## What to produce
Return the records word for word. Any pictures in them are not part of the copy.

— BEGIN —

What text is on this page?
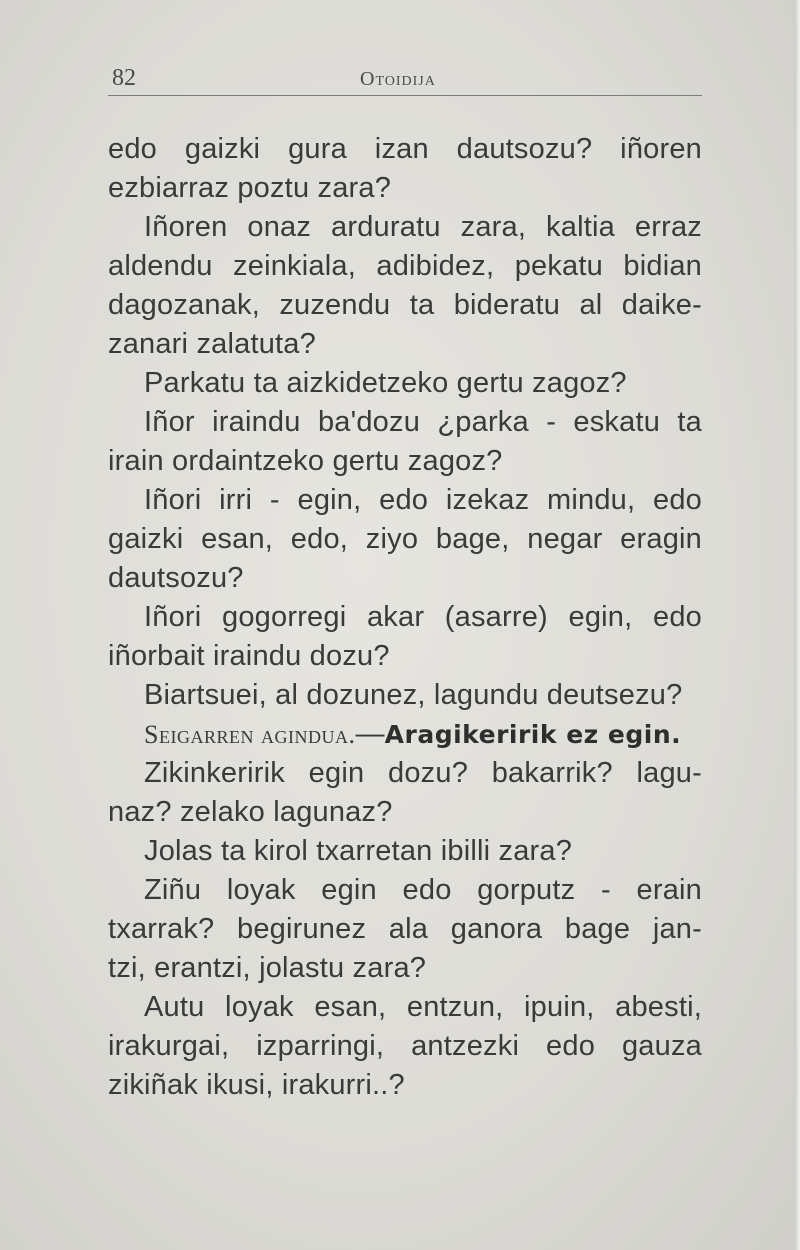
82	Otoidija
edo gaizki gura izan dautsozu? iñoren
ezbiarraz poztu zara?
Iñoren onaz arduratu zara, kaltia erraz
aldendu zeinkiala, adibidez, pekatu bidian
dagozanak, zuzendu ta bideratu al daike-
zanari zalatuta?
Parkatu ta aizkidetzeko gertu zagoz?
Iñor iraindu ba'dozu ¿parka - eskatu ta
irain ordaintzeko gertu zagoz?
Iñori irri - egin, edo izekaz mindu, edo
gaizki esan, edo, ziyo bage, negar eragin
dautsozu?
Iñori gogorregi akar (asarre) egin, edo
iñorbait iraindu dozu?
Biartsuei, al dozunez, lagundu deutsezu?
Seigarren agindua.—Aragikeririk ez egin.
Zikinkeririk egin dozu? bakarrik? lagu-
naz? zelako lagunaz?
Jolas ta kirol txarretan ibilli zara?
Ziñu loyak egin edo gorputz - erain
txarrak? begirunez ala ganora bage jan-
tzi, erantzi, jolastu zara?
Autu loyak esan, entzun, ipuin, abesti,
irakurgai, izparringi, antzezki edo gauza
zikiñak ikusi, irakurri..?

— END —

## Finished exercise
What text is on this page?
82	Otoidija
edo gaizki gura izan dautsozu? iñoren
ezbiarraz poztu zara?
Iñoren onaz arduratu zara, kaltia erraz
aldendu zeinkiala, adibidez, pekatu bidian
dagozanak, zuzendu ta bideratu al daike-
zanari zalatuta?
Parkatu ta aizkidetzeko gertu zagoz?
Iñor iraindu ba'dozu ¿parka - eskatu ta
irain ordaintzeko gertu zagoz?
Iñori irri - egin, edo izekaz mindu, edo
gaizki esan, edo, ziyo bage, negar eragin
dautsozu?
Iñori gogorregi akar (asarre) egin, edo
iñorbait iraindu dozu?
Biartsuei, al dozunez, lagundu deutsezu?
Seigarren agindua.—Aragikeririk ez egin.
Zikinkeririk egin dozu? bakarrik? lagu-
naz? zelako lagunaz?
Jolas ta kirol txarretan ibilli zara?
Ziñu loyak egin edo gorputz - erain
txarrak? begirunez ala ganora bage jan-
tzi, erantzi, jolastu zara?
Autu loyak esan, entzun, ipuin, abesti,
irakurgai, izparringi, antzezki edo gauza
zikiñak ikusi, irakurri..?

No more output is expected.